• _Instruction_
In the material below, find every line with "screenshot" and pull it out.

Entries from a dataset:

* START *

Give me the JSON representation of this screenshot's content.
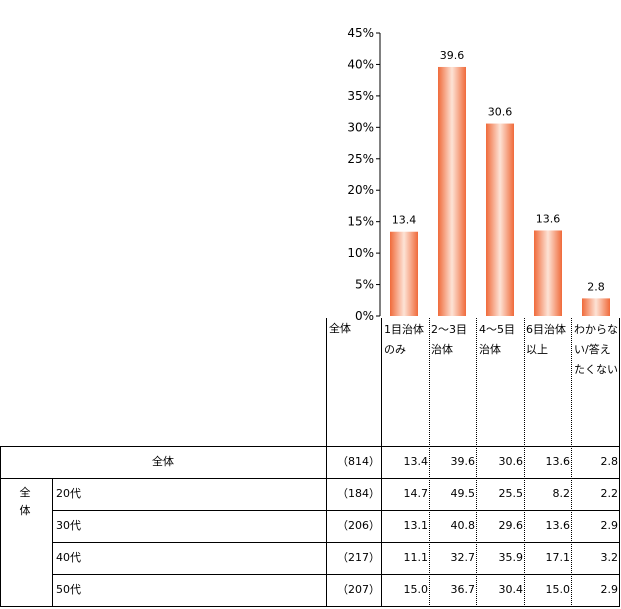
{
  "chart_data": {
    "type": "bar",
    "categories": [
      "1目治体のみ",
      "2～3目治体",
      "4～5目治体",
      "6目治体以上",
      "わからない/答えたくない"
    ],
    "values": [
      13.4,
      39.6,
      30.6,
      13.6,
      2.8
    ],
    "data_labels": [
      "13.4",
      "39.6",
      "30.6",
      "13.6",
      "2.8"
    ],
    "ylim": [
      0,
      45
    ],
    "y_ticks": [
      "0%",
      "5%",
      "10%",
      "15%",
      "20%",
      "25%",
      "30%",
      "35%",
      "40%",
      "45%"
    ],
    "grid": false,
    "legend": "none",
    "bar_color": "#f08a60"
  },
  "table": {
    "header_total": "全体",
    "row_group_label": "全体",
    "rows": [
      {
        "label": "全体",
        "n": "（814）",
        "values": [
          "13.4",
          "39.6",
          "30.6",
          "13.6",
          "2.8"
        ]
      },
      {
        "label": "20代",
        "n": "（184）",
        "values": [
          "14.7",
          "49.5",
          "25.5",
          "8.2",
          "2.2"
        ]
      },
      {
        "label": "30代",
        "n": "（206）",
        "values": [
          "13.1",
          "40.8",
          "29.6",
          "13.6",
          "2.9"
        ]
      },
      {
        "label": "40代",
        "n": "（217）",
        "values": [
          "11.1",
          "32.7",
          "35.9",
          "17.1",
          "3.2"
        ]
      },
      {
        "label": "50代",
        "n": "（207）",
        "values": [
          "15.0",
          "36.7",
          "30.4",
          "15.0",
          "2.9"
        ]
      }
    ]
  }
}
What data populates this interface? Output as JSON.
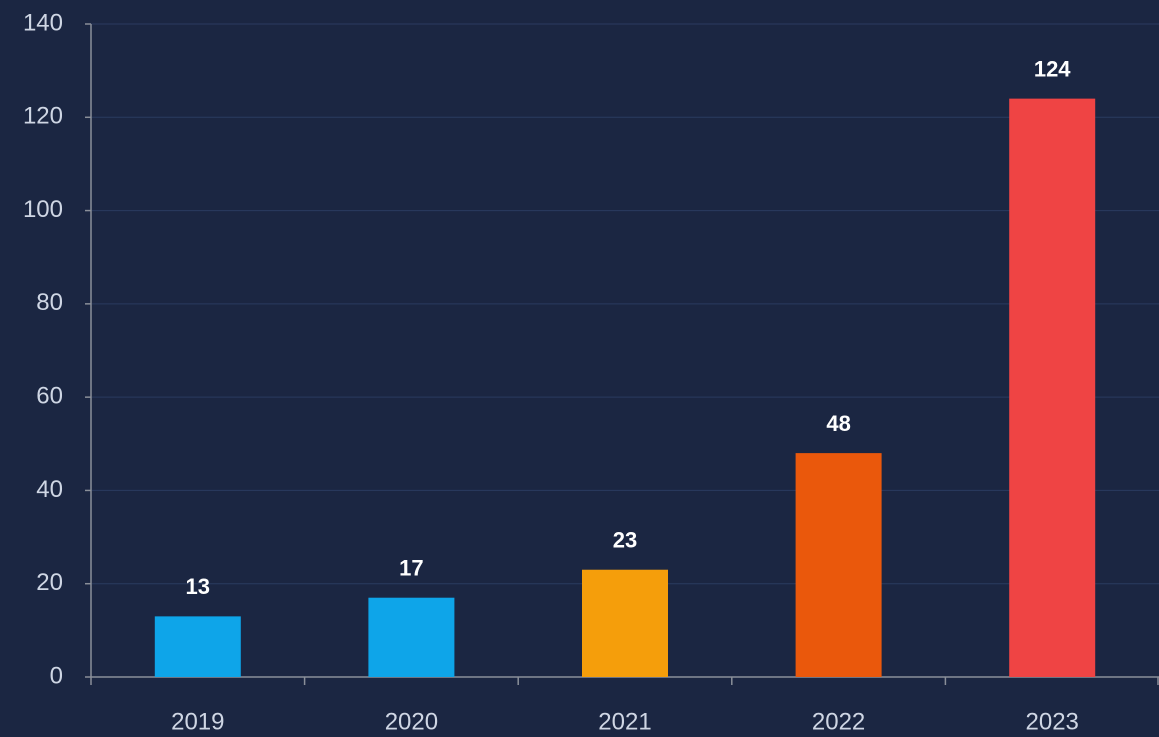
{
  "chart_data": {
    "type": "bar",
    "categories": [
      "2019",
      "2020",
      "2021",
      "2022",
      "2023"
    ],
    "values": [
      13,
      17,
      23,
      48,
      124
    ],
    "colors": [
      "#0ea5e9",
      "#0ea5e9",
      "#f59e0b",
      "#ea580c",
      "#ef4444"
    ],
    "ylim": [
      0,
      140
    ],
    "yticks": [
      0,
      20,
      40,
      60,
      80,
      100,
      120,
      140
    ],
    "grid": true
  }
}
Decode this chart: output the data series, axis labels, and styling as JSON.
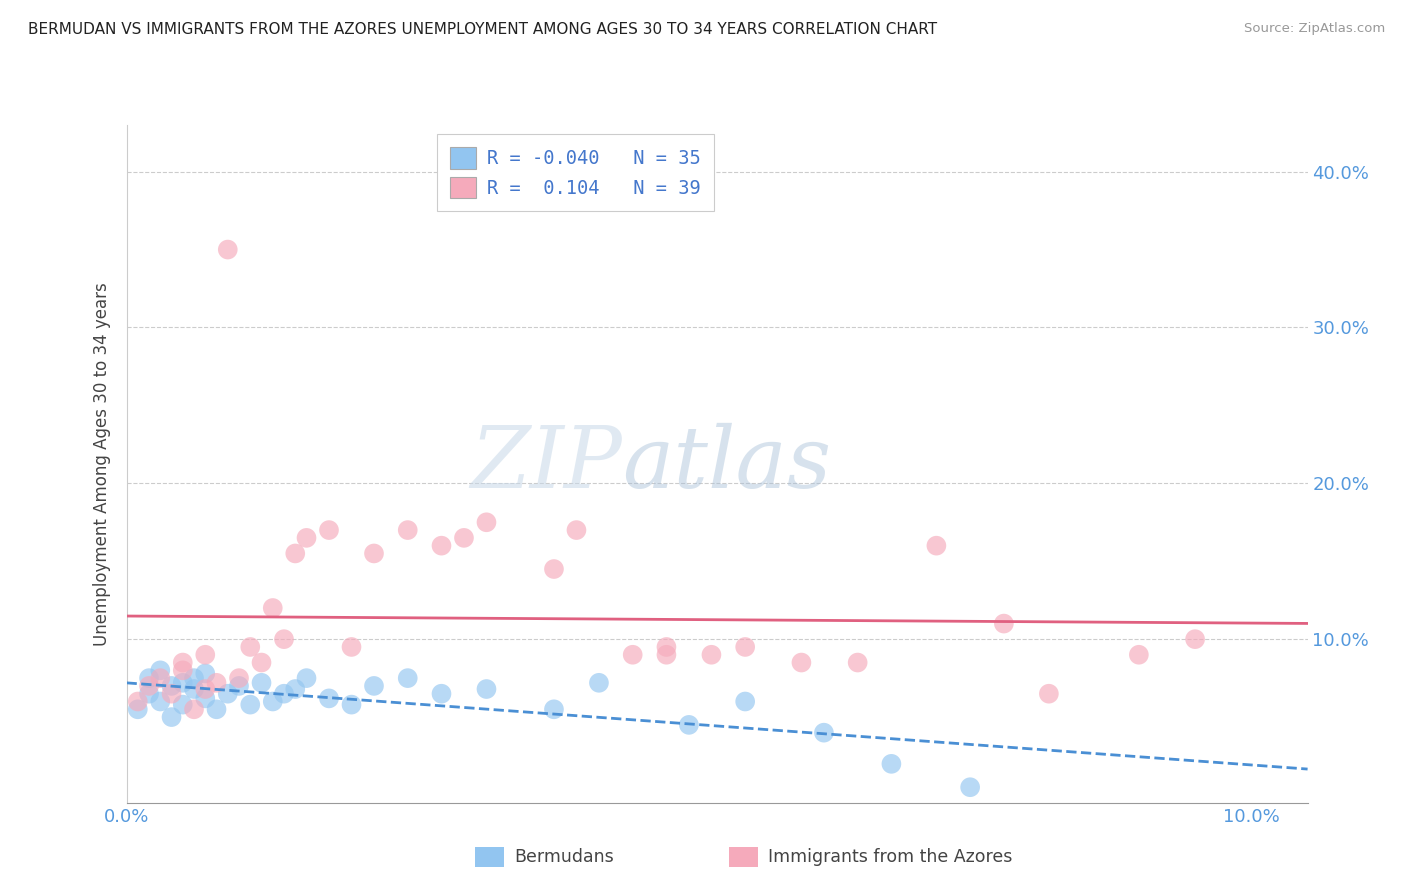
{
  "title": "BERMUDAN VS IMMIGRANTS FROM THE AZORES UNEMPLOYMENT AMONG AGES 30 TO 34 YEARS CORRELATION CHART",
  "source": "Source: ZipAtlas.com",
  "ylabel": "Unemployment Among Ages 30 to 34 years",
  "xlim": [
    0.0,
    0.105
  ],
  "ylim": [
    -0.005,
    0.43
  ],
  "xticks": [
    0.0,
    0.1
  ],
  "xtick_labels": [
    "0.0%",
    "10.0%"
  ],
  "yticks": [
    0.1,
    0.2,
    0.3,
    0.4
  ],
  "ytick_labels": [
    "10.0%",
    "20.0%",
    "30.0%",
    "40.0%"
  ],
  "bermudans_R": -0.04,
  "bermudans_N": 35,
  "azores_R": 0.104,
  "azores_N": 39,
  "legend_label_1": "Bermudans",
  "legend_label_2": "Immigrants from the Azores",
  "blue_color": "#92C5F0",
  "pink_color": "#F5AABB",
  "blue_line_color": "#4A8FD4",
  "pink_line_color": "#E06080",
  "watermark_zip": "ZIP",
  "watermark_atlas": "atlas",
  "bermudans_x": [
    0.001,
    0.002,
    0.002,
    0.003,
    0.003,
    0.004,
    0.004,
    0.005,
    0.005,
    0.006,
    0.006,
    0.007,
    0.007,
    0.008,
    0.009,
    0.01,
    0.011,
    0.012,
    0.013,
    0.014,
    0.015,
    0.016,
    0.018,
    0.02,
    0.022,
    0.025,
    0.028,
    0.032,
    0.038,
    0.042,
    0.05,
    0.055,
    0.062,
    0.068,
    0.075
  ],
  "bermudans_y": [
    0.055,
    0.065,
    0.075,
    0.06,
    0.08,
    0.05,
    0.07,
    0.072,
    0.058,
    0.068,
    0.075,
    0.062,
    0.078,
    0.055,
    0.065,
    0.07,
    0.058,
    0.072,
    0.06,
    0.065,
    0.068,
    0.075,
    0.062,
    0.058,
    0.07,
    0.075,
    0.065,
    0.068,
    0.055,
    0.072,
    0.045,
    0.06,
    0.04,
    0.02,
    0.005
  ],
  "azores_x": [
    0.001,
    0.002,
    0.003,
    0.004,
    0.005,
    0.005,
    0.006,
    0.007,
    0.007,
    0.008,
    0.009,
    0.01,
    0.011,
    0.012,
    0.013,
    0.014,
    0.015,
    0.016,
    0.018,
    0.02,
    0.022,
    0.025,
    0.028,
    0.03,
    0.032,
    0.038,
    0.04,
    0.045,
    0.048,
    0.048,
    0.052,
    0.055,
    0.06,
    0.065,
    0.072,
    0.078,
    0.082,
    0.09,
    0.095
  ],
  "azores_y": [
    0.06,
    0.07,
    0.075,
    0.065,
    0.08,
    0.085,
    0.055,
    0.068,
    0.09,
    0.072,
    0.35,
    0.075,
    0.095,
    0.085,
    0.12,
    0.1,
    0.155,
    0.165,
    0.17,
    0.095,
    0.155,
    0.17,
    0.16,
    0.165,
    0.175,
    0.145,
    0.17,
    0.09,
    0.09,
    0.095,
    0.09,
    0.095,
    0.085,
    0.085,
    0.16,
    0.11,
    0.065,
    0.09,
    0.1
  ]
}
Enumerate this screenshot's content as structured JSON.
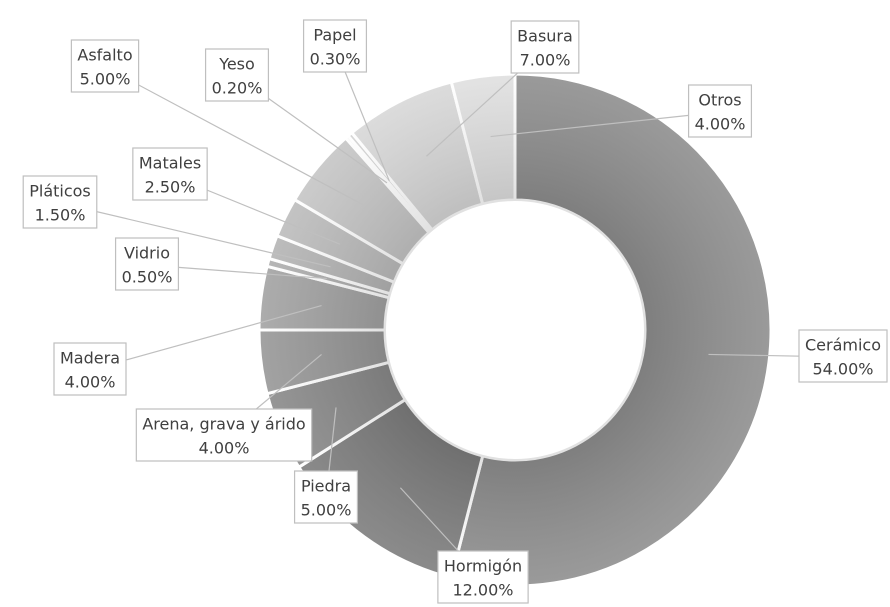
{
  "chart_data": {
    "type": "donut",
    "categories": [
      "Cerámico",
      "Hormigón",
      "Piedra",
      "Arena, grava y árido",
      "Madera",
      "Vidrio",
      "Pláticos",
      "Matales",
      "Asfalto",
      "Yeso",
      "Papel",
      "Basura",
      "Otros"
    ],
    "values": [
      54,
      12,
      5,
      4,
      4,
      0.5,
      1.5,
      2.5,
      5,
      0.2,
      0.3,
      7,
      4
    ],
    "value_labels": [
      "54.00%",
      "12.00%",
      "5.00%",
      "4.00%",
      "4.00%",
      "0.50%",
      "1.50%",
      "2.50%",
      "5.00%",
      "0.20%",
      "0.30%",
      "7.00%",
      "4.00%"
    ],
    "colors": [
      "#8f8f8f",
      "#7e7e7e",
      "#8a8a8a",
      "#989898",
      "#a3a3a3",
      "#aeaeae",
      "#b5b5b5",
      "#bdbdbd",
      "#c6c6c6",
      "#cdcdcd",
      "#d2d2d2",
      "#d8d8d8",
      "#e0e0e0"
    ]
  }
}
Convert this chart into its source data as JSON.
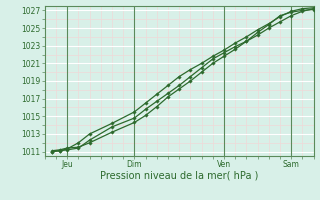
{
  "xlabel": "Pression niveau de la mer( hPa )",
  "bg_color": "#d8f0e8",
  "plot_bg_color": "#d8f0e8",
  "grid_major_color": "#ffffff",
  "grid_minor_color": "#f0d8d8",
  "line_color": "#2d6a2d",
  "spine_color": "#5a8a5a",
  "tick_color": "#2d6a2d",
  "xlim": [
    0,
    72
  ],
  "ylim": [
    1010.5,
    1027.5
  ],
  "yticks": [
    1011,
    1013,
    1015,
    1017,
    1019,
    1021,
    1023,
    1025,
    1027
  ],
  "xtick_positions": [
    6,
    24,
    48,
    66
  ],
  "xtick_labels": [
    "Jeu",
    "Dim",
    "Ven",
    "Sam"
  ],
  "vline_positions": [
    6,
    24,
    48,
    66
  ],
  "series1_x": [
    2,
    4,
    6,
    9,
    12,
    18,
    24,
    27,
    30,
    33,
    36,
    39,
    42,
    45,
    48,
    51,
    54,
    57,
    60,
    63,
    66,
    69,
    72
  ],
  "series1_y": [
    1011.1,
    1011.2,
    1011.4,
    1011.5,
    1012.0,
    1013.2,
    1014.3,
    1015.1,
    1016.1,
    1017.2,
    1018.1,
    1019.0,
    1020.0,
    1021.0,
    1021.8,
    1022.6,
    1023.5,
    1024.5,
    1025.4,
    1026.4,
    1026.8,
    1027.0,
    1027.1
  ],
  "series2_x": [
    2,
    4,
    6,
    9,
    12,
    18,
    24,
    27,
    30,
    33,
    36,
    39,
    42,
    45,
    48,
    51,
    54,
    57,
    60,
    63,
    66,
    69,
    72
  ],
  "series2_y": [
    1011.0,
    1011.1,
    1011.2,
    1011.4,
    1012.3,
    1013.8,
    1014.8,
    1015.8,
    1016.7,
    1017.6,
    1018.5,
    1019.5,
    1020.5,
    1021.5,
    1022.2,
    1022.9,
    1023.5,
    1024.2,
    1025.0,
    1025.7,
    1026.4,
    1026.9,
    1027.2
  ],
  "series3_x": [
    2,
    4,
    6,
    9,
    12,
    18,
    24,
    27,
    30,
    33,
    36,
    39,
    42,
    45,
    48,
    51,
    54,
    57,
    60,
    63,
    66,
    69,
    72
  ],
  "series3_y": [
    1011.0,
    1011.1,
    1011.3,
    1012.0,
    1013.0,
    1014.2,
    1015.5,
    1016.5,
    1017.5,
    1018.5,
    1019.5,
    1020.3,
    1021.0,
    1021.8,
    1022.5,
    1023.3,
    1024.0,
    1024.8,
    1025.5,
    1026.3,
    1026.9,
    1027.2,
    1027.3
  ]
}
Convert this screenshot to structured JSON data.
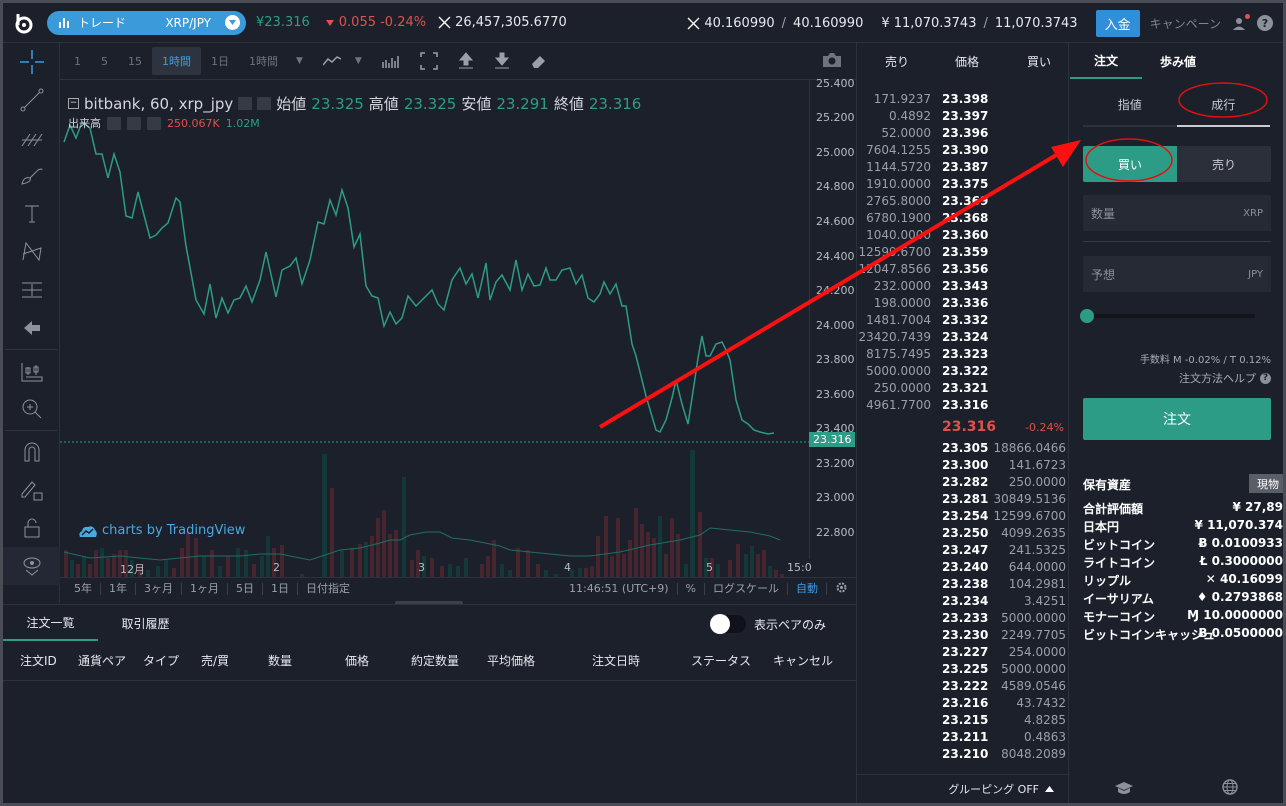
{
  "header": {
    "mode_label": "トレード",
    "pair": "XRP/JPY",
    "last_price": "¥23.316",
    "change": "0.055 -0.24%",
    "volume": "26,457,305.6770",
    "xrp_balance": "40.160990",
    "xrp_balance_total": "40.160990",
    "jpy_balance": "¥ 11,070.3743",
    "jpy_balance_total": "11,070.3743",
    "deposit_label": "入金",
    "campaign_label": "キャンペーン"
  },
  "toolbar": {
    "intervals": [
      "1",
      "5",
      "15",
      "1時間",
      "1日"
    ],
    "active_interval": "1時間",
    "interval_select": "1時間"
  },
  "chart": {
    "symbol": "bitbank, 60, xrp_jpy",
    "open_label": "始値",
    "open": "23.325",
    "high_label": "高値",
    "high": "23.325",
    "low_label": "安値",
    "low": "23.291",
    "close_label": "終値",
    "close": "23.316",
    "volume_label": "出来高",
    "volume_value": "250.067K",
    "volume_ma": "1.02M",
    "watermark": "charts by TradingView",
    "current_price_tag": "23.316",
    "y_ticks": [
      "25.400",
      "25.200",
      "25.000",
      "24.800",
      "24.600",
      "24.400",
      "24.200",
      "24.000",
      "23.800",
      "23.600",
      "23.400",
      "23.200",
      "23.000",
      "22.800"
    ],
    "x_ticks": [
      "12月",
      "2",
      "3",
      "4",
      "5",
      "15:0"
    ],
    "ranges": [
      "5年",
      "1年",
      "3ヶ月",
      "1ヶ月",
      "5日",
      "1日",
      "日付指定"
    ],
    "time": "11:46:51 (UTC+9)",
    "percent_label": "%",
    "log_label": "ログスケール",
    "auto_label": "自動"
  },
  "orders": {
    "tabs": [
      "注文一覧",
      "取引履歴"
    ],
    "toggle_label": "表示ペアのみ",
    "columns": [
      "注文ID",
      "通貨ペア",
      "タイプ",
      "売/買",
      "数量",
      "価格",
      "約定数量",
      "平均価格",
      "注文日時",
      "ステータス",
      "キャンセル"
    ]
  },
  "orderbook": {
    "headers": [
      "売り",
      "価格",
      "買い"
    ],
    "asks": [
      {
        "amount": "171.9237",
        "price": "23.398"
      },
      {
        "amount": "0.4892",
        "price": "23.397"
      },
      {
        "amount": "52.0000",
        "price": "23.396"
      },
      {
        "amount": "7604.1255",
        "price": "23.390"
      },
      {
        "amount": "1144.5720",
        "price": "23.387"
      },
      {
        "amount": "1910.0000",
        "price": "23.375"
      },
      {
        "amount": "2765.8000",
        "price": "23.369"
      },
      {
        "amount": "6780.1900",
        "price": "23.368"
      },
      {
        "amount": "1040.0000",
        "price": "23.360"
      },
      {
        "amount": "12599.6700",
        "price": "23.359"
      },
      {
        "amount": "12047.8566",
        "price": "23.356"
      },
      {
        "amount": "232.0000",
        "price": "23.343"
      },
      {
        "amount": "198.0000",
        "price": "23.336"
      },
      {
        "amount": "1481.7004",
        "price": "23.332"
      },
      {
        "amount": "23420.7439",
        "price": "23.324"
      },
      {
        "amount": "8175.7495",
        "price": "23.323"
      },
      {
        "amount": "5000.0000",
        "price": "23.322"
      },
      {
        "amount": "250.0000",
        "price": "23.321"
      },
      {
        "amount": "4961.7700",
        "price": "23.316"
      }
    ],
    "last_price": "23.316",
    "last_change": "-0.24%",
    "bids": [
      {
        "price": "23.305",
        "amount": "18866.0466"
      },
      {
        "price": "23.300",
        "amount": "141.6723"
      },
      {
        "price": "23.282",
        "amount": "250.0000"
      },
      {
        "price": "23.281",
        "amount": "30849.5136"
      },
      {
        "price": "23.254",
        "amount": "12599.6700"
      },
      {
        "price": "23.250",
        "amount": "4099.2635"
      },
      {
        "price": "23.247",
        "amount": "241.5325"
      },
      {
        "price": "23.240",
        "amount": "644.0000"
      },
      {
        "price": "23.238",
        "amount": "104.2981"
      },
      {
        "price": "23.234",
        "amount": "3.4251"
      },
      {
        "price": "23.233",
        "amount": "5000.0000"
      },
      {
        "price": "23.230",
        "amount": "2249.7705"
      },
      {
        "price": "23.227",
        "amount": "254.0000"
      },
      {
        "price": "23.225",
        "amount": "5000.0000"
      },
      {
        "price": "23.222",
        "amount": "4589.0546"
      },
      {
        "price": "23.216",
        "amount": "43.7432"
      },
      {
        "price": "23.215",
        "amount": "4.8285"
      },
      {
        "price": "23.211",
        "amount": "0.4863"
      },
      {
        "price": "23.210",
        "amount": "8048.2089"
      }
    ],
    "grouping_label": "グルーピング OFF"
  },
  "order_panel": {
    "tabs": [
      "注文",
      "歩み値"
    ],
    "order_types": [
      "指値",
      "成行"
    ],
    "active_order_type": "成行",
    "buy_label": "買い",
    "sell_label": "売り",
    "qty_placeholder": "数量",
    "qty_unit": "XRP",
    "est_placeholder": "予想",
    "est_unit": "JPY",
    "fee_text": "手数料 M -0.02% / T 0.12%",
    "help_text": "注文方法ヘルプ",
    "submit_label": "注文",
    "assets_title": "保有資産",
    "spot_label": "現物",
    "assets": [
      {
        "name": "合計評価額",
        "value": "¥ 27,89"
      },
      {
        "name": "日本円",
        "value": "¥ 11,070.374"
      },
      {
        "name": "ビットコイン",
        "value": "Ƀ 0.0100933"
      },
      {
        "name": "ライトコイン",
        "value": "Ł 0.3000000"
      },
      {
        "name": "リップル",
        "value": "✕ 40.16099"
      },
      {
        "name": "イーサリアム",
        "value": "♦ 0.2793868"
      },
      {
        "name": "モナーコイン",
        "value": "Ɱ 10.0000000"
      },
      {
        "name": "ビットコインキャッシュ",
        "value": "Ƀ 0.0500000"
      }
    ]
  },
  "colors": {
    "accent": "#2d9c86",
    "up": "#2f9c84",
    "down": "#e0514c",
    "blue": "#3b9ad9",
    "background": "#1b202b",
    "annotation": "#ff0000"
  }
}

* END *

• _Completed task_
Give me the JSON representation of this screenshot's content.
Enumerate this screenshot's content as structured JSON.
Convert this screenshot to structured JSON data.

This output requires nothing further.